**Task prompt**
Report each line of the data that includes the word "xlabel".

-- start Listed entries --

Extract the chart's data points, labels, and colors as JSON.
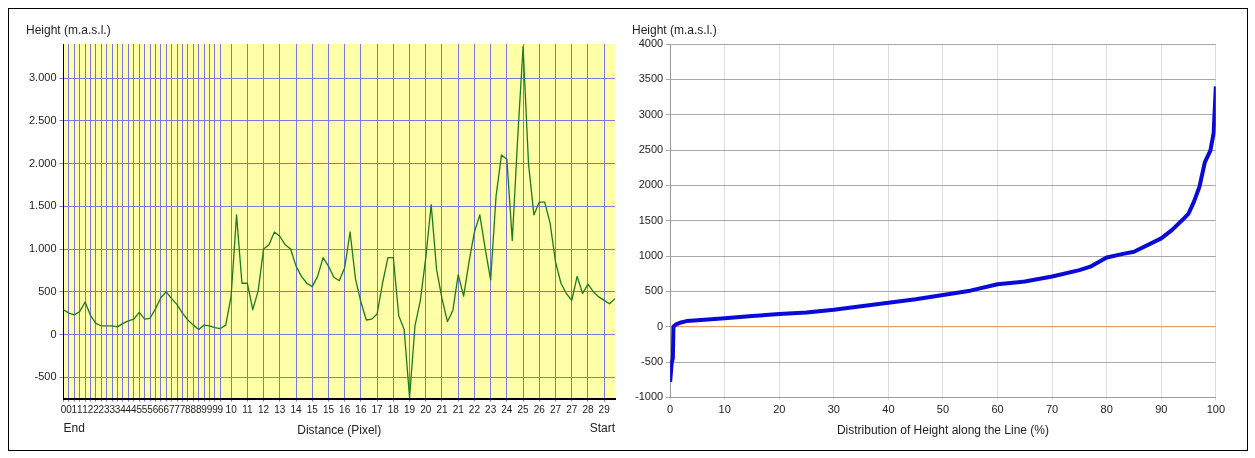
{
  "chart_data": [
    {
      "type": "line",
      "xlabel": "Distance (Pixel)",
      "ylabel": "Height (m.a.s.l.)",
      "annotations": [
        "End",
        "Start"
      ],
      "categories": [
        "0",
        "0",
        "1",
        "1",
        "1",
        "2",
        "2",
        "2",
        "3",
        "3",
        "3",
        "4",
        "4",
        "4",
        "5",
        "5",
        "5",
        "6",
        "6",
        "6",
        "7",
        "7",
        "7",
        "8",
        "8",
        "8",
        "9",
        "9",
        "9",
        "9",
        null,
        "10",
        null,
        null,
        "11",
        null,
        null,
        "12",
        null,
        null,
        "13",
        null,
        null,
        "14",
        null,
        null,
        "15",
        null,
        null,
        "15",
        null,
        null,
        "16",
        null,
        null,
        "16",
        null,
        null,
        "17",
        null,
        null,
        "18",
        null,
        null,
        "19",
        null,
        null,
        "20",
        null,
        null,
        "21",
        null,
        null,
        "21",
        null,
        null,
        "22",
        null,
        null,
        "23",
        null,
        null,
        "24",
        null,
        null,
        "25",
        null,
        null,
        "26",
        null,
        null,
        "27",
        null,
        null,
        "27",
        null,
        null,
        "28",
        null,
        null,
        "29",
        null,
        null
      ],
      "series": [
        {
          "color": "#1e7a1e",
          "values": [
            290,
            250,
            230,
            270,
            380,
            220,
            130,
            100,
            100,
            100,
            90,
            130,
            160,
            180,
            260,
            180,
            190,
            300,
            430,
            500,
            420,
            350,
            250,
            170,
            110,
            60,
            110,
            100,
            80,
            70,
            110,
            450,
            1400,
            600,
            600,
            290,
            510,
            1000,
            1050,
            1200,
            1150,
            1050,
            1000,
            800,
            680,
            600,
            560,
            680,
            900,
            800,
            670,
            630,
            780,
            1200,
            650,
            380,
            170,
            180,
            240,
            600,
            900,
            900,
            220,
            60,
            -740,
            100,
            400,
            900,
            1520,
            760,
            420,
            150,
            280,
            700,
            450,
            850,
            1200,
            1400,
            1000,
            640,
            1620,
            2100,
            2050,
            1100,
            2300,
            3370,
            2000,
            1400,
            1550,
            1550,
            1300,
            850,
            600,
            480,
            400,
            680,
            480,
            590,
            500,
            440,
            400,
            360,
            420
          ]
        }
      ],
      "ylim": [
        -750,
        3400
      ],
      "yticks": [
        {
          "value": -500,
          "label": "-500"
        },
        0,
        500,
        {
          "value": 1000,
          "label": "1.000"
        },
        {
          "value": 1500,
          "label": "1.500"
        },
        {
          "value": 2000,
          "label": "2.000"
        },
        {
          "value": 2500,
          "label": "2.500"
        },
        {
          "value": 3000,
          "label": "3.000"
        }
      ],
      "grid": true,
      "marker": "none",
      "legend": false
    },
    {
      "type": "line",
      "xlabel": "Distribution of Height along the Line (%)",
      "ylabel": "Height (m.a.s.l.)",
      "x": [
        0,
        0.3,
        0.5,
        0.6,
        1,
        2,
        3,
        5,
        10,
        15,
        20,
        25,
        30,
        35,
        40,
        45,
        50,
        55,
        60,
        65,
        70,
        75,
        77,
        80,
        83,
        85,
        90,
        92,
        94,
        95,
        96,
        97,
        98,
        99,
        99.6,
        100
      ],
      "series": [
        {
          "color": "#0a0ad8",
          "values": [
            -780,
            -500,
            -450,
            0,
            30,
            60,
            80,
            90,
            120,
            150,
            180,
            200,
            240,
            290,
            340,
            390,
            450,
            510,
            600,
            640,
            710,
            800,
            850,
            980,
            1030,
            1060,
            1250,
            1370,
            1520,
            1600,
            1770,
            1980,
            2330,
            2490,
            2740,
            3400
          ]
        }
      ],
      "xlim": [
        0,
        100
      ],
      "xticks": [
        0,
        10,
        20,
        30,
        40,
        50,
        60,
        70,
        80,
        90,
        100
      ],
      "ylim": [
        -1000,
        4000
      ],
      "yticks": [
        -1000,
        -500,
        0,
        500,
        1000,
        1500,
        2000,
        2500,
        3000,
        3500,
        4000
      ],
      "ref_lines": [
        {
          "axis": "y",
          "value": 0,
          "color": "#f0a060"
        }
      ],
      "grid": true,
      "marker": "none",
      "legend": false
    }
  ]
}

-- end Listed entries --

**Response to the exercise**
      "xlabel": "Distance (Pixel)",
      "xlabel": "Distribution of Height along the Line (%)",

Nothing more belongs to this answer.